(Dataset rows)

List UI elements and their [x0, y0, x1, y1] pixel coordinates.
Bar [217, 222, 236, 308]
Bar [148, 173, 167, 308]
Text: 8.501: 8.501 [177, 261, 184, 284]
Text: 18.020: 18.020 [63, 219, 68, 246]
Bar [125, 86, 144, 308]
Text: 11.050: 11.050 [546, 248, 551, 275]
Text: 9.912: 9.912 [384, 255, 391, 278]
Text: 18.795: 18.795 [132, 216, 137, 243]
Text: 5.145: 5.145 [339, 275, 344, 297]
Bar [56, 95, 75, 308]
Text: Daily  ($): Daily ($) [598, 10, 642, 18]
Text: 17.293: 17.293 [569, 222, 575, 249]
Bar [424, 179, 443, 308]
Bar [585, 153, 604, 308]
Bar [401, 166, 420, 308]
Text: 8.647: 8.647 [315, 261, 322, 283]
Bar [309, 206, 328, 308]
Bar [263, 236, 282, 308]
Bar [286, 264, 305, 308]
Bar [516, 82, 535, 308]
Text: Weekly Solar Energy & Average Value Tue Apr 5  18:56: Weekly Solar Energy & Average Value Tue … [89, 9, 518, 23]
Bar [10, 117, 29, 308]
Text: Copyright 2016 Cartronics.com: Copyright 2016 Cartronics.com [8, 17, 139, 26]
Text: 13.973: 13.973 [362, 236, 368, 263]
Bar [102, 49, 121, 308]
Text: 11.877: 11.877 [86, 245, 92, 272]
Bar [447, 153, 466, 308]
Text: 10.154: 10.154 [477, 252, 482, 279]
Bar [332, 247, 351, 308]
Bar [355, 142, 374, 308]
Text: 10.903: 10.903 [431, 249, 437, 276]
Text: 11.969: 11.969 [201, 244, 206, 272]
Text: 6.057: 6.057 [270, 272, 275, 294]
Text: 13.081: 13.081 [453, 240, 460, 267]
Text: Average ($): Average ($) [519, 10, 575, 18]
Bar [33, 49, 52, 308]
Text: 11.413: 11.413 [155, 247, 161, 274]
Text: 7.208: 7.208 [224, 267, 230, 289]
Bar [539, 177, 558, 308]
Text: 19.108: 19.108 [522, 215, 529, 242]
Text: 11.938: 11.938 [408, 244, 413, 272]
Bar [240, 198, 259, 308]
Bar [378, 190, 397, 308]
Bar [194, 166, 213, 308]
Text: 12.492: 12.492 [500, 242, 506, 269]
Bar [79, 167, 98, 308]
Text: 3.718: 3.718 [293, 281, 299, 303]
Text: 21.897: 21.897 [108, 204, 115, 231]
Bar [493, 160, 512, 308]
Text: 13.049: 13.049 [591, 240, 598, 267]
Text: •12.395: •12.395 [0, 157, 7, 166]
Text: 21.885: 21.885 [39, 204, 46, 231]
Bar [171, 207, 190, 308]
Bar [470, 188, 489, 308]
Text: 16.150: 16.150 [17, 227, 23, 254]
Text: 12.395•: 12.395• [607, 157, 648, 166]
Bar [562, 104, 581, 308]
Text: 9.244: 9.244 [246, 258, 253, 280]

EXERCISE DETAILS ->
Update the records above by replacing "Bar" with "Column" everywhere it occurs, and leave everything else unchanged.

WRITTEN SOLUTION ->
List UI elements and their [x0, y0, x1, y1] pixel coordinates.
Column [217, 222, 236, 308]
Column [148, 173, 167, 308]
Text: 8.501: 8.501 [177, 261, 184, 284]
Text: 18.020: 18.020 [63, 219, 68, 246]
Column [125, 86, 144, 308]
Text: 11.050: 11.050 [546, 248, 551, 275]
Text: 9.912: 9.912 [384, 255, 391, 278]
Text: 18.795: 18.795 [132, 216, 137, 243]
Text: 5.145: 5.145 [339, 275, 344, 297]
Column [56, 95, 75, 308]
Text: Daily  ($): Daily ($) [598, 10, 642, 18]
Text: 17.293: 17.293 [569, 222, 575, 249]
Column [424, 179, 443, 308]
Column [585, 153, 604, 308]
Column [401, 166, 420, 308]
Text: 8.647: 8.647 [315, 261, 322, 283]
Column [309, 206, 328, 308]
Column [263, 236, 282, 308]
Column [286, 264, 305, 308]
Column [516, 82, 535, 308]
Text: Weekly Solar Energy & Average Value Tue Apr 5  18:56: Weekly Solar Energy & Average Value Tue … [89, 9, 518, 23]
Column [10, 117, 29, 308]
Text: Copyright 2016 Cartronics.com: Copyright 2016 Cartronics.com [8, 17, 139, 26]
Text: 13.973: 13.973 [362, 236, 368, 263]
Column [102, 49, 121, 308]
Text: 11.877: 11.877 [86, 245, 92, 272]
Column [447, 153, 466, 308]
Text: 10.154: 10.154 [477, 252, 482, 279]
Column [332, 247, 351, 308]
Column [355, 142, 374, 308]
Text: 10.903: 10.903 [431, 249, 437, 276]
Text: 11.969: 11.969 [201, 244, 206, 272]
Text: 6.057: 6.057 [270, 272, 275, 294]
Text: 13.081: 13.081 [453, 240, 460, 267]
Text: Average ($): Average ($) [519, 10, 575, 18]
Column [33, 49, 52, 308]
Text: 11.413: 11.413 [155, 247, 161, 274]
Text: 7.208: 7.208 [224, 267, 230, 289]
Column [539, 177, 558, 308]
Text: 19.108: 19.108 [522, 215, 529, 242]
Text: 11.938: 11.938 [408, 244, 413, 272]
Column [240, 198, 259, 308]
Column [378, 190, 397, 308]
Column [194, 166, 213, 308]
Text: 12.492: 12.492 [500, 242, 506, 269]
Column [79, 167, 98, 308]
Text: 3.718: 3.718 [293, 281, 299, 303]
Text: 21.897: 21.897 [108, 204, 115, 231]
Column [493, 160, 512, 308]
Text: 13.049: 13.049 [591, 240, 598, 267]
Text: •12.395: •12.395 [0, 157, 7, 166]
Text: 21.885: 21.885 [39, 204, 46, 231]
Column [171, 207, 190, 308]
Column [470, 188, 489, 308]
Text: 16.150: 16.150 [17, 227, 23, 254]
Text: 12.395•: 12.395• [607, 157, 648, 166]
Column [562, 104, 581, 308]
Text: 9.244: 9.244 [246, 258, 253, 280]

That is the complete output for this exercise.